# Excerpted passage

>>>>>

Last week Jim P. asked, in email, if I had ever been to Pegan Hill in Natick. I hadn't but, prompted by his question, went to look for it on a topo map and found what looked like a place worth exploring.Jim thought it might be especially worthwhile because it is the highest point in Natick and was once a southern boundary of the Natick Praying Indian Village. We have had good luck finding rock ple sites by exploring places associated with the Praying Indian Villages. Certainly some of the hills around the Nashoba Praying Indian Village are among the best places to look for rock pile sites; so I decided to go out at the first opportunity. Also this hill is within a slow bend of the Charles River, so it would have been visible and accessible in the past.
When I got there, I read the Trustees of Reservation Interpretive signs and found that the hill had probably been burned clean of trees and undergrowth in the past.
Today the hill has a uniform, low density of oaks and some pines, with little or no underbrush. As I walked along, zig-zagging gradually up the hill from the north, it was mostly just the brown of dead leaves underfoot. This made the bright gray of the occasional rock all the easier to see. So I kept on the lookout. I went up towards the top expecting and hoping to see something on the western facing side. But when I got up there all I could see was a few scattered rocks. In one place three in a row lined up and I have no doubt this was a deliberate alignment:
The direction is roughly southwest. I would have walked further in that direction but private properties are close by on that side of the hill.
I got to the top, a very flat and gradual affair with a surveyors mark at the approximate high point. (On the map you can see the hilltop is near the corner of Middlesex County, my favorite county.) Then I continued exploring around the summit as carefully as I could. It did not look like I was going to find much and I was walking along a bit of trail up there, keeping my eye on one little bit of gray that looked like it might have a shadow underneath it, as in rock-on-rock, and then there was a bump next to the trail with several small rocks sticking out from the dead leaves.

<<<<<

# Exercises to complete
A. Retype the stretch of the Pegan Hill post from "Last week Jim" through "accessible in the past.".
B. Continue the Pegan Hill post, picking up after its final sentence.

# Supplied information
>>>>>

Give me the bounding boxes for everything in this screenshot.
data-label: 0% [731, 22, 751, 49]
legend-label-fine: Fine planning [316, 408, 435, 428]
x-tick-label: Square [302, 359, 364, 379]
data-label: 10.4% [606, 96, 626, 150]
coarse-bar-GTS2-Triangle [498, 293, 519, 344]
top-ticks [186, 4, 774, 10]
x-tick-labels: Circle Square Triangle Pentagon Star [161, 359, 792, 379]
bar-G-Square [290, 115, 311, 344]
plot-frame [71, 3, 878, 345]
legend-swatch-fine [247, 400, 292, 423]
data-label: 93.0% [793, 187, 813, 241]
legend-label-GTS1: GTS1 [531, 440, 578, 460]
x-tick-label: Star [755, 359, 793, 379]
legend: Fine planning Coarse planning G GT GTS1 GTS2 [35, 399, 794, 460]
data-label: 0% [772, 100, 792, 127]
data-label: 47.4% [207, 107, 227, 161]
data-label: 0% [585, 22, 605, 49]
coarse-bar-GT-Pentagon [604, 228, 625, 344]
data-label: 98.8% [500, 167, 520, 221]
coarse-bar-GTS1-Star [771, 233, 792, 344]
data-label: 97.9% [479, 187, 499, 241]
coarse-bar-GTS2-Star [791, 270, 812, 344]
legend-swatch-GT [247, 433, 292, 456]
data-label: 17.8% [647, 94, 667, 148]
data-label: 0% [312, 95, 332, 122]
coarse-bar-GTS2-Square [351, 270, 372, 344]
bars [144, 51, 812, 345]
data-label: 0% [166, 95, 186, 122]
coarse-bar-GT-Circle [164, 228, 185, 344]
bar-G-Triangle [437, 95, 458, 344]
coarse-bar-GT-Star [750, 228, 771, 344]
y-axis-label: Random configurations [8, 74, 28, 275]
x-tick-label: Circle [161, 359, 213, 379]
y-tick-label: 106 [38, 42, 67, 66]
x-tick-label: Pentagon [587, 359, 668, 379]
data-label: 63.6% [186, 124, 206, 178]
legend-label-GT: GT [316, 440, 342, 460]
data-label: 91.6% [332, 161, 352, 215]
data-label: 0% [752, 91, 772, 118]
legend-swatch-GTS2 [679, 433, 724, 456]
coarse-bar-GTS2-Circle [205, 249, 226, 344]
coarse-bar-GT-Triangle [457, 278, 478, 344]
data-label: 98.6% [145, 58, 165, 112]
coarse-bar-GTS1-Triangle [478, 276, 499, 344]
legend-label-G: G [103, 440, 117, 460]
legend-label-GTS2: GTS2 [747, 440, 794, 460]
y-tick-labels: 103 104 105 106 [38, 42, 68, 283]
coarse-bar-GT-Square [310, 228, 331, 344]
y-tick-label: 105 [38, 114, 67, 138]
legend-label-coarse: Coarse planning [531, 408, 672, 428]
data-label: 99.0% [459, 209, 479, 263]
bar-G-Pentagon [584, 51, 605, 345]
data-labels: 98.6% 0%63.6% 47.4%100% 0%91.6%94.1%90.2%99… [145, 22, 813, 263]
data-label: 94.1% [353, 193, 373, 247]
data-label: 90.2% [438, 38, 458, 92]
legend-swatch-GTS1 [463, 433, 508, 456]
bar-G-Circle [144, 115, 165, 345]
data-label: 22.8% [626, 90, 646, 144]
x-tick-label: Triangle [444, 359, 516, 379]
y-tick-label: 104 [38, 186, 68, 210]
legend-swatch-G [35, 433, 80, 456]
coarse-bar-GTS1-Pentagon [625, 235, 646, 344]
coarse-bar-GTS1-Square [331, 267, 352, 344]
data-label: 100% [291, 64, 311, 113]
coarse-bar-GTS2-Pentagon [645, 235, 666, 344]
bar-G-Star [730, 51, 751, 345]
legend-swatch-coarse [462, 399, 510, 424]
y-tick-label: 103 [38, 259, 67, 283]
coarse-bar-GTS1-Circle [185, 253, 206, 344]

<<<<<

# Your written answers
A.
Last week Jim P. asked, in email, if I had ever been to Pegan Hill in Natick. I hadn't but, prompted by his question, went to look for it on a topo map and found what looked like a place worth exploring.Jim thought it might be especially worthwhile because it is the highest point in Natick and was once a southern boundary of the Natick Praying Indian Village. We have had good luck finding rock ple sites by exploring places associated with the Praying Indian Villages. Certainly some of the hills around the Nashoba Praying Indian Village are among the best places to look for rock pile sites; so I decided to go out at the first opportunity. Also this hill is within a slow bend of the Charles River, so it would have been visible and accessible in the past.

B.
And this was a first rock pile and the gray with shadow I had been watching was a second one a few feet away. There is a barren beauty to the spot. The Indians chose beautiful places.
In a funny way these piles were what I would expect of the Charles River water shed. They are larger piles, and made from largish rocks. But they are all broken down and it is hard to guess what they might have once looked like.
I was wondering what else might be in the immediate vicininty, looking around carefully, and wondering why the rock piles would be here instead of there. A few yards further on the trail I spotted another rock pile next to the stone wall,
and it was near a smaller pile too.
[The larger pile is visible in the background. Note the shape of this smaller pile. It is a lot like the one we saw a few days ago as the first picture in "Three in a row with turtle" [Click here], possibly a coincidence of both piles haveing five rocks.]
And now I could see a possible reason why the piles were here instead of there. They were placed at the very highest point of a gully the leads down from the summit towards the south. The gully develops into a valley which, today, is a driveway. In fact there were some other damaged piles on the far side of the stone wall, just above the driveway, probably on private land.Since these other ones could be part of the same site, it suggests the stone wall might be a more recent addition. In any case that was the scope of this small site along the trail on the southern side of the summit of Pegan Hill - perhaps four mid-sized, damaged, ground pile and one small pile, all placed at the beginning of the water flow from the hill.
Later on my way down the hill to the east, I found one more pile in a different context but that was all I could find on Pegan Hill.